>> BEGIN

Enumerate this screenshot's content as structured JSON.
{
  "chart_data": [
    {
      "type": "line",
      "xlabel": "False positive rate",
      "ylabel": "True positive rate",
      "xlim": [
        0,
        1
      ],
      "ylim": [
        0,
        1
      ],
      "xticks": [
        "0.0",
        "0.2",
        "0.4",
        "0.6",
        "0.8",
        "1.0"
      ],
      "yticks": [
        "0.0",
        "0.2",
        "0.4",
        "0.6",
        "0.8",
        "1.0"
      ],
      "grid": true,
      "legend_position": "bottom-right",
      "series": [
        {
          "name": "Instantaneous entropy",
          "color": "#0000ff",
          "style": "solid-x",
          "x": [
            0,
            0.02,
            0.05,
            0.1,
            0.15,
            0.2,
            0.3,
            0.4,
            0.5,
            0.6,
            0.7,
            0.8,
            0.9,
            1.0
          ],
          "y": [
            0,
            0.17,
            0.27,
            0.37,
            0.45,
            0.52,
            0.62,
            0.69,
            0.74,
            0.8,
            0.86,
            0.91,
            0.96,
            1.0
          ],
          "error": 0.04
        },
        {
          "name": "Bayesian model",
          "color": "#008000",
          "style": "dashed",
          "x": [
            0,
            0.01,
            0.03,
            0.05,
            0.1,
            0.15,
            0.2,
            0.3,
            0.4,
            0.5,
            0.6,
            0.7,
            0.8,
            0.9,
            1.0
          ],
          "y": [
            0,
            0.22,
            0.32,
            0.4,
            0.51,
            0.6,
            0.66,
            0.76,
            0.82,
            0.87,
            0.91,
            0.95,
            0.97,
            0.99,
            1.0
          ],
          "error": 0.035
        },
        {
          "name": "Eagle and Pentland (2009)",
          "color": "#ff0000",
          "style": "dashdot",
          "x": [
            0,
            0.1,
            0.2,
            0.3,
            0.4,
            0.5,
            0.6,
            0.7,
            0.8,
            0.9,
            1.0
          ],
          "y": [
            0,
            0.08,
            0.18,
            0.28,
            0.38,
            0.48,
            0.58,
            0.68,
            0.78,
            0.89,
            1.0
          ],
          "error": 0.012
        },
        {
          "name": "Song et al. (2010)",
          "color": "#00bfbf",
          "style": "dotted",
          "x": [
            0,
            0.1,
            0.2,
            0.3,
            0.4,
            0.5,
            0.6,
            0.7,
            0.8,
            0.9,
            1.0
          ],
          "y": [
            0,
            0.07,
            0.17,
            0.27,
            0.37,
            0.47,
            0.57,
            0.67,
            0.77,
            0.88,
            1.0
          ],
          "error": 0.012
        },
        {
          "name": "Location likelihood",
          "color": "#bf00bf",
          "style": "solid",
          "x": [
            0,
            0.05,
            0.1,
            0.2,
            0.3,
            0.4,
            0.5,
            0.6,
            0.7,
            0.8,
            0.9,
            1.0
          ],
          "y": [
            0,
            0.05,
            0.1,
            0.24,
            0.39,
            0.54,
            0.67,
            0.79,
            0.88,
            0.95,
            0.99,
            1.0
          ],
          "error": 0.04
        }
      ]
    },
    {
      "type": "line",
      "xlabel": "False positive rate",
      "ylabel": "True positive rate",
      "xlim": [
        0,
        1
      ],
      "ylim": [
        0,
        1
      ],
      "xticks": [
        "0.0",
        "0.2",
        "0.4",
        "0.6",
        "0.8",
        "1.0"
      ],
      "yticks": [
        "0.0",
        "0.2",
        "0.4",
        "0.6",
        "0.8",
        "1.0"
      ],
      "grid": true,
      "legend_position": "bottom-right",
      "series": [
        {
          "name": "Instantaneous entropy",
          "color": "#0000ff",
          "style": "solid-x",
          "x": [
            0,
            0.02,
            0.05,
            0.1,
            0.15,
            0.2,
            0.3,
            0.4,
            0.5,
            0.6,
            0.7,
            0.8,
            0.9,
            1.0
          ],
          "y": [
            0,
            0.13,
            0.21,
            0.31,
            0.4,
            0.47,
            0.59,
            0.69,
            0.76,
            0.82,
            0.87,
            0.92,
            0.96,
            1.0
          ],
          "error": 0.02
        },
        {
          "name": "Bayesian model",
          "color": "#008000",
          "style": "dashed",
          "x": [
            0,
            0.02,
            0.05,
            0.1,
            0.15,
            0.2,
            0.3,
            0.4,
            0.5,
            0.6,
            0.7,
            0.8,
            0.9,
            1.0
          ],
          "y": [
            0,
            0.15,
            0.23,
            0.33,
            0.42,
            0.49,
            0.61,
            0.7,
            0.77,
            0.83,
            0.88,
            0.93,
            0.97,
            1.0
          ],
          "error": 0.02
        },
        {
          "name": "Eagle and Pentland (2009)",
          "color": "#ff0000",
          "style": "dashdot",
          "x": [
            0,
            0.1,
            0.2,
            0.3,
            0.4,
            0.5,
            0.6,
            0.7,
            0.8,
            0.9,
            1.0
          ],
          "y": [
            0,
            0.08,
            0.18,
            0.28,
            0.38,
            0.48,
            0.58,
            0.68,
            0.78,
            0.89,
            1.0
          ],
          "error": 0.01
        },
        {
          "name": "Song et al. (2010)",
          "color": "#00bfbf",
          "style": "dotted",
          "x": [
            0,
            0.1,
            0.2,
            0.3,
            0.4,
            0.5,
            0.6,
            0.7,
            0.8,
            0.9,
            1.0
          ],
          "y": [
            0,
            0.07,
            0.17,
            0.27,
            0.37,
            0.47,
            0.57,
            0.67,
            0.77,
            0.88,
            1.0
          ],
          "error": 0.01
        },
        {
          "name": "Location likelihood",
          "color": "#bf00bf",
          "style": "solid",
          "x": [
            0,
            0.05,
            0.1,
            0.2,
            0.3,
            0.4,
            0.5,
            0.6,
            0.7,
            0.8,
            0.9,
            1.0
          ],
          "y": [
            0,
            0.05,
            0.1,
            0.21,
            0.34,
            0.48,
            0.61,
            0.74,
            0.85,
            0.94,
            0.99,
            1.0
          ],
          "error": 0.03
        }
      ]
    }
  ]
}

>> END

## Given instruction
Quote all of the entries verbatim.

## Result of this exercise
Enumerate this screenshot's content as structured JSON.
{
  "chart_data": [
    {
      "type": "line",
      "xlabel": "False positive rate",
      "ylabel": "True positive rate",
      "xlim": [
        0,
        1
      ],
      "ylim": [
        0,
        1
      ],
      "xticks": [
        "0.0",
        "0.2",
        "0.4",
        "0.6",
        "0.8",
        "1.0"
      ],
      "yticks": [
        "0.0",
        "0.2",
        "0.4",
        "0.6",
        "0.8",
        "1.0"
      ],
      "grid": true,
      "legend_position": "bottom-right",
      "series": [
        {
          "name": "Instantaneous entropy",
          "color": "#0000ff",
          "style": "solid-x",
          "x": [
            0,
            0.02,
            0.05,
            0.1,
            0.15,
            0.2,
            0.3,
            0.4,
            0.5,
            0.6,
            0.7,
            0.8,
            0.9,
            1.0
          ],
          "y": [
            0,
            0.17,
            0.27,
            0.37,
            0.45,
            0.52,
            0.62,
            0.69,
            0.74,
            0.8,
            0.86,
            0.91,
            0.96,
            1.0
          ],
          "error": 0.04
        },
        {
          "name": "Bayesian model",
          "color": "#008000",
          "style": "dashed",
          "x": [
            0,
            0.01,
            0.03,
            0.05,
            0.1,
            0.15,
            0.2,
            0.3,
            0.4,
            0.5,
            0.6,
            0.7,
            0.8,
            0.9,
            1.0
          ],
          "y": [
            0,
            0.22,
            0.32,
            0.4,
            0.51,
            0.6,
            0.66,
            0.76,
            0.82,
            0.87,
            0.91,
            0.95,
            0.97,
            0.99,
            1.0
          ],
          "error": 0.035
        },
        {
          "name": "Eagle and Pentland (2009)",
          "color": "#ff0000",
          "style": "dashdot",
          "x": [
            0,
            0.1,
            0.2,
            0.3,
            0.4,
            0.5,
            0.6,
            0.7,
            0.8,
            0.9,
            1.0
          ],
          "y": [
            0,
            0.08,
            0.18,
            0.28,
            0.38,
            0.48,
            0.58,
            0.68,
            0.78,
            0.89,
            1.0
          ],
          "error": 0.012
        },
        {
          "name": "Song et al. (2010)",
          "color": "#00bfbf",
          "style": "dotted",
          "x": [
            0,
            0.1,
            0.2,
            0.3,
            0.4,
            0.5,
            0.6,
            0.7,
            0.8,
            0.9,
            1.0
          ],
          "y": [
            0,
            0.07,
            0.17,
            0.27,
            0.37,
            0.47,
            0.57,
            0.67,
            0.77,
            0.88,
            1.0
          ],
          "error": 0.012
        },
        {
          "name": "Location likelihood",
          "color": "#bf00bf",
          "style": "solid",
          "x": [
            0,
            0.05,
            0.1,
            0.2,
            0.3,
            0.4,
            0.5,
            0.6,
            0.7,
            0.8,
            0.9,
            1.0
          ],
          "y": [
            0,
            0.05,
            0.1,
            0.24,
            0.39,
            0.54,
            0.67,
            0.79,
            0.88,
            0.95,
            0.99,
            1.0
          ],
          "error": 0.04
        }
      ]
    },
    {
      "type": "line",
      "xlabel": "False positive rate",
      "ylabel": "True positive rate",
      "xlim": [
        0,
        1
      ],
      "ylim": [
        0,
        1
      ],
      "xticks": [
        "0.0",
        "0.2",
        "0.4",
        "0.6",
        "0.8",
        "1.0"
      ],
      "yticks": [
        "0.0",
        "0.2",
        "0.4",
        "0.6",
        "0.8",
        "1.0"
      ],
      "grid": true,
      "legend_position": "bottom-right",
      "series": [
        {
          "name": "Instantaneous entropy",
          "color": "#0000ff",
          "style": "solid-x",
          "x": [
            0,
            0.02,
            0.05,
            0.1,
            0.15,
            0.2,
            0.3,
            0.4,
            0.5,
            0.6,
            0.7,
            0.8,
            0.9,
            1.0
          ],
          "y": [
            0,
            0.13,
            0.21,
            0.31,
            0.4,
            0.47,
            0.59,
            0.69,
            0.76,
            0.82,
            0.87,
            0.92,
            0.96,
            1.0
          ],
          "error": 0.02
        },
        {
          "name": "Bayesian model",
          "color": "#008000",
          "style": "dashed",
          "x": [
            0,
            0.02,
            0.05,
            0.1,
            0.15,
            0.2,
            0.3,
            0.4,
            0.5,
            0.6,
            0.7,
            0.8,
            0.9,
            1.0
          ],
          "y": [
            0,
            0.15,
            0.23,
            0.33,
            0.42,
            0.49,
            0.61,
            0.7,
            0.77,
            0.83,
            0.88,
            0.93,
            0.97,
            1.0
          ],
          "error": 0.02
        },
        {
          "name": "Eagle and Pentland (2009)",
          "color": "#ff0000",
          "style": "dashdot",
          "x": [
            0,
            0.1,
            0.2,
            0.3,
            0.4,
            0.5,
            0.6,
            0.7,
            0.8,
            0.9,
            1.0
          ],
          "y": [
            0,
            0.08,
            0.18,
            0.28,
            0.38,
            0.48,
            0.58,
            0.68,
            0.78,
            0.89,
            1.0
          ],
          "error": 0.01
        },
        {
          "name": "Song et al. (2010)",
          "color": "#00bfbf",
          "style": "dotted",
          "x": [
            0,
            0.1,
            0.2,
            0.3,
            0.4,
            0.5,
            0.6,
            0.7,
            0.8,
            0.9,
            1.0
          ],
          "y": [
            0,
            0.07,
            0.17,
            0.27,
            0.37,
            0.47,
            0.57,
            0.67,
            0.77,
            0.88,
            1.0
          ],
          "error": 0.01
        },
        {
          "name": "Location likelihood",
          "color": "#bf00bf",
          "style": "solid",
          "x": [
            0,
            0.05,
            0.1,
            0.2,
            0.3,
            0.4,
            0.5,
            0.6,
            0.7,
            0.8,
            0.9,
            1.0
          ],
          "y": [
            0,
            0.05,
            0.1,
            0.21,
            0.34,
            0.48,
            0.61,
            0.74,
            0.85,
            0.94,
            0.99,
            1.0
          ],
          "error": 0.03
        }
      ]
    }
  ]
}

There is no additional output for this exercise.